Pull out every line containing the string "Your".

## BEGIN Rows

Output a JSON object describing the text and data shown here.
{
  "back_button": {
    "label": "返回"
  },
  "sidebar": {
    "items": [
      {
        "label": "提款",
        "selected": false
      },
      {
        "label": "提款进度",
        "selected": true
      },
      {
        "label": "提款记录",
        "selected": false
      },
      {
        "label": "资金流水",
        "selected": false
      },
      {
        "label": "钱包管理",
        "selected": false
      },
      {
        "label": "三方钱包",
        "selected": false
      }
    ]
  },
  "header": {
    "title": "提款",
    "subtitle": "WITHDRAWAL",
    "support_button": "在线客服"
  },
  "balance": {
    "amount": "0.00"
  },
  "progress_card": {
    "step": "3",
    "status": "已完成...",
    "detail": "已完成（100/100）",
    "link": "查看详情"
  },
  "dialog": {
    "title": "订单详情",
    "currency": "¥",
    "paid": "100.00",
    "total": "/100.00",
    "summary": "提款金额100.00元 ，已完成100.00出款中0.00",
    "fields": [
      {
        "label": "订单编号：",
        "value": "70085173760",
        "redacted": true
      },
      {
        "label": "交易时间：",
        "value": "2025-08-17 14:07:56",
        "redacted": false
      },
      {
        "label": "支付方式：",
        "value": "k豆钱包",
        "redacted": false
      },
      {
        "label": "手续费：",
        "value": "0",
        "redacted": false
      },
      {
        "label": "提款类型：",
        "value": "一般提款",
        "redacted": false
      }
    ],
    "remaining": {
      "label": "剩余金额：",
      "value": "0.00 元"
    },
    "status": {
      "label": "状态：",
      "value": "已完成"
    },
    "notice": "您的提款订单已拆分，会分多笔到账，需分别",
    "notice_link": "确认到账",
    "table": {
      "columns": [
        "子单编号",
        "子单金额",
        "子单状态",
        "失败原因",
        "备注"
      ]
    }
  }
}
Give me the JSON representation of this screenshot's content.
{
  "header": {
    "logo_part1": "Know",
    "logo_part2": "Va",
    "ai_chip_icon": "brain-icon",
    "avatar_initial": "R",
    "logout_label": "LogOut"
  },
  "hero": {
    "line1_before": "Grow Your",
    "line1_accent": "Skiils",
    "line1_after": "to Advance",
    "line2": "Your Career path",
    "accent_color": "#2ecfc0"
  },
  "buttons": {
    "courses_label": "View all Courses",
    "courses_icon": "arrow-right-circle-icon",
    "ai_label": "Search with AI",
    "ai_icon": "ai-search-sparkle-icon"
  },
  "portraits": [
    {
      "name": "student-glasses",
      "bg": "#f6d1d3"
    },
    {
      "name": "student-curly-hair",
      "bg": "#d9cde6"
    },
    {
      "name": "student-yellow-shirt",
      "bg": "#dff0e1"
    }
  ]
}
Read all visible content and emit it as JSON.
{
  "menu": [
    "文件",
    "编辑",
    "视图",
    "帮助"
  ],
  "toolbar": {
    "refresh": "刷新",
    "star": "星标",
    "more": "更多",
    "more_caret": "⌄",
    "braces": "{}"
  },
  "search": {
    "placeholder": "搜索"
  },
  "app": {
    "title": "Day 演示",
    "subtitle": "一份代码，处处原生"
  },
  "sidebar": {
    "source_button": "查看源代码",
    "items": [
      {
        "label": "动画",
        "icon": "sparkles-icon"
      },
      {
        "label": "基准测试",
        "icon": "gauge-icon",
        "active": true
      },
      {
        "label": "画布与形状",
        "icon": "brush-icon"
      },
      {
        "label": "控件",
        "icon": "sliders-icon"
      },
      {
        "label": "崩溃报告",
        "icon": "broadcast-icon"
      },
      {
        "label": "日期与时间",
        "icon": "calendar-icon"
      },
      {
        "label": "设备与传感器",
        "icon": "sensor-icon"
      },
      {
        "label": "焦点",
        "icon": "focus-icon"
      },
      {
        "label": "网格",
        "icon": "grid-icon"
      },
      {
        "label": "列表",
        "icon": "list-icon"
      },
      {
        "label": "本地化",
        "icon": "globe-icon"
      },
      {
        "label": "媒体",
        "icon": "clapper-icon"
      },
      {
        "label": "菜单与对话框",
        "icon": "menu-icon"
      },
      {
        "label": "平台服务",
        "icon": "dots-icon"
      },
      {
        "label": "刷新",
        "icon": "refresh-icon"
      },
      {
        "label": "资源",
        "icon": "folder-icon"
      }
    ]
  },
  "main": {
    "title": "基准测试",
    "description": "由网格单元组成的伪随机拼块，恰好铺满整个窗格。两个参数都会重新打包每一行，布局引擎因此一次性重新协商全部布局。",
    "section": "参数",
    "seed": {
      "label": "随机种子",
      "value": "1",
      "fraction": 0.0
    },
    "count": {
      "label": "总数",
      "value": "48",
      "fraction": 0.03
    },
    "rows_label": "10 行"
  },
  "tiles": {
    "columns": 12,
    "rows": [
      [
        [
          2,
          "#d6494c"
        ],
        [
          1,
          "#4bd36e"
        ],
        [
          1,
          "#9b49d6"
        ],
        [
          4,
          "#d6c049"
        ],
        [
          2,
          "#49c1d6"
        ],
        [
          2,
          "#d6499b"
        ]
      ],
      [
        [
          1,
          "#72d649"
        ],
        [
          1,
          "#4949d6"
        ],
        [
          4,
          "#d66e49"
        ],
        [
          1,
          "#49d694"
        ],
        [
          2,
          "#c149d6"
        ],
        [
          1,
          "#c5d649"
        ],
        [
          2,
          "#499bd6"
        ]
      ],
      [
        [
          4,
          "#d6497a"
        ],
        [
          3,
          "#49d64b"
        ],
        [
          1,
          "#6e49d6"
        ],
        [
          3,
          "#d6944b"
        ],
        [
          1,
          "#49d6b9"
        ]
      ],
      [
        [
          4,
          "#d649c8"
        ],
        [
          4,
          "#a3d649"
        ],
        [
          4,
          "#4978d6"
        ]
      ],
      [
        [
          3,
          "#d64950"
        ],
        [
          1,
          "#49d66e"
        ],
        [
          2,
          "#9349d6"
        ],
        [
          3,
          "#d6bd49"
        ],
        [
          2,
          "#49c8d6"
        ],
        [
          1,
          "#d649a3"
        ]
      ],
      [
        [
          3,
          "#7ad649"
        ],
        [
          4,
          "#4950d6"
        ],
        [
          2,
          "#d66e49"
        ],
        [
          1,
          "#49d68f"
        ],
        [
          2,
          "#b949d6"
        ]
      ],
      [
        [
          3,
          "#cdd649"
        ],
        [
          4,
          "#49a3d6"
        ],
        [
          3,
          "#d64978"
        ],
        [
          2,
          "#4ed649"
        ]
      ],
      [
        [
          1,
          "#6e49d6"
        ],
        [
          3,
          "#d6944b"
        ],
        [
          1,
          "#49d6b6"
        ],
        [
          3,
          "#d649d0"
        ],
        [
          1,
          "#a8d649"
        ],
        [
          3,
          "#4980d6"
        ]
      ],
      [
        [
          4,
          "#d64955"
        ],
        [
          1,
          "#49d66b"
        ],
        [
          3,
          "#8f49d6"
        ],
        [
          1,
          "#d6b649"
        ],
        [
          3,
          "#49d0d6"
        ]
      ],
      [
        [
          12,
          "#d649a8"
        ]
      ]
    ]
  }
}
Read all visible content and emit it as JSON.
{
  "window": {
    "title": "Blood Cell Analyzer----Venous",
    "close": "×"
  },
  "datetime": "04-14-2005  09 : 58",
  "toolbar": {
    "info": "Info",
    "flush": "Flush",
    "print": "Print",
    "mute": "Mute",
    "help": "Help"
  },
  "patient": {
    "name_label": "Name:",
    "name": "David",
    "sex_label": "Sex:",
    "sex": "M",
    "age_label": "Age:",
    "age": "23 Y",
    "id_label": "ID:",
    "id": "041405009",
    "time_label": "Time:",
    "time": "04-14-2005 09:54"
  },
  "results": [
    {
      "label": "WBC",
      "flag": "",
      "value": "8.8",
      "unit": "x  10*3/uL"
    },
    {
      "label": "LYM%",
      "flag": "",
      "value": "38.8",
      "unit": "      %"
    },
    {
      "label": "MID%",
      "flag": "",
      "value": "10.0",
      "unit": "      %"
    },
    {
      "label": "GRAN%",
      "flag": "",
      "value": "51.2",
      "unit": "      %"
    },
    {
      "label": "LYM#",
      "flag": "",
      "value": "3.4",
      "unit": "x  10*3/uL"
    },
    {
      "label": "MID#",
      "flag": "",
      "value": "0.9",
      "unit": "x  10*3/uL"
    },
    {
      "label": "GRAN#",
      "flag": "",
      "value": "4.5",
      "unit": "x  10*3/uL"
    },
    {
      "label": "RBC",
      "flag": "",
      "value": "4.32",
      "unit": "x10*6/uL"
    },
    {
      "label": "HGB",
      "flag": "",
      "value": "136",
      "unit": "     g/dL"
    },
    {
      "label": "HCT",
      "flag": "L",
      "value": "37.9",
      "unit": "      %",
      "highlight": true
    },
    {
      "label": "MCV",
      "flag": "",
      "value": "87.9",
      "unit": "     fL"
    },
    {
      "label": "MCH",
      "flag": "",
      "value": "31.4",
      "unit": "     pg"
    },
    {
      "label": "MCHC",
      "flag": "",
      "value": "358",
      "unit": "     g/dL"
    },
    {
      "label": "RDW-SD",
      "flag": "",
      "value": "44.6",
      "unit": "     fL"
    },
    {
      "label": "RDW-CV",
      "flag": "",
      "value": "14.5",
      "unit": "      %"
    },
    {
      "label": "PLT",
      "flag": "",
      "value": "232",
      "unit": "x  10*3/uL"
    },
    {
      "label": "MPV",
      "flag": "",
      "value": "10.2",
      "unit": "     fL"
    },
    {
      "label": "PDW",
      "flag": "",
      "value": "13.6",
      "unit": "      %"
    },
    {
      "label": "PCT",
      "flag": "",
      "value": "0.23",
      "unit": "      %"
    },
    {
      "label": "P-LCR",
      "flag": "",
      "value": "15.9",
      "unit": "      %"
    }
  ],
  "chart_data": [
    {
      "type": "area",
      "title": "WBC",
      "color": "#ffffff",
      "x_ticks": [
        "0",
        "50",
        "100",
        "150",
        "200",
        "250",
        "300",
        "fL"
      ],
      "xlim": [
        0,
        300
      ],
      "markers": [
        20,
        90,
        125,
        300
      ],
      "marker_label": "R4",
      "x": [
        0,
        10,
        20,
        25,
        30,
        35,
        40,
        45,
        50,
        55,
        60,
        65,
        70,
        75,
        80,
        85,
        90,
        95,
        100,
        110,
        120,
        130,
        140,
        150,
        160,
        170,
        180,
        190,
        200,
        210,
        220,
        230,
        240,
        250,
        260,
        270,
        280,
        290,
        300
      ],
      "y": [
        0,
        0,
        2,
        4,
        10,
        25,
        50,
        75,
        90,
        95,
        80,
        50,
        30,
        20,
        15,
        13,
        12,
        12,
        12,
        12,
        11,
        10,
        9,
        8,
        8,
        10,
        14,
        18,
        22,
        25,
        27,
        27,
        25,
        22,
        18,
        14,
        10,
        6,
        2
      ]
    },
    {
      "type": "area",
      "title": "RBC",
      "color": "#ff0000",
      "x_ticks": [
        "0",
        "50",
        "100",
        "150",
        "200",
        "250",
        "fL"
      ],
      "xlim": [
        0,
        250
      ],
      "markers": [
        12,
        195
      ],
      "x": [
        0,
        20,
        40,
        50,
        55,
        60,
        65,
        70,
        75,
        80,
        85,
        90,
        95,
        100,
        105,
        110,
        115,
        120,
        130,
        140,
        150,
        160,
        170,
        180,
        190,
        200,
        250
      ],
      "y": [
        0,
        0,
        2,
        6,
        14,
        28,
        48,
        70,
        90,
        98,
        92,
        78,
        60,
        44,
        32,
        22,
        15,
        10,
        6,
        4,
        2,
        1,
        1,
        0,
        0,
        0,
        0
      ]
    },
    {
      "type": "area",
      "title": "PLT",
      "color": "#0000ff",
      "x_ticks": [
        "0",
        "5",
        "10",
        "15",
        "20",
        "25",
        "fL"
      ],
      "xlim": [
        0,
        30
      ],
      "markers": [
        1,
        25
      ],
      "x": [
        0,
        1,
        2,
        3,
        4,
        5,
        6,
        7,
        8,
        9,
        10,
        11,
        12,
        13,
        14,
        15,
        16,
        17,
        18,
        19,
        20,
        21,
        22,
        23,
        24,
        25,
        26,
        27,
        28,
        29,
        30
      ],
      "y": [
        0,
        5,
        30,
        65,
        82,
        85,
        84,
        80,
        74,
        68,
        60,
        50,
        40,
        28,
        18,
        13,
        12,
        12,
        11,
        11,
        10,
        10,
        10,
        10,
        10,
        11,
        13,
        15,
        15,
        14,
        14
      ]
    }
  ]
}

## END Rows

- Result for this task
    "line1_before": "Grow Your",
    "line2": "Your Career path",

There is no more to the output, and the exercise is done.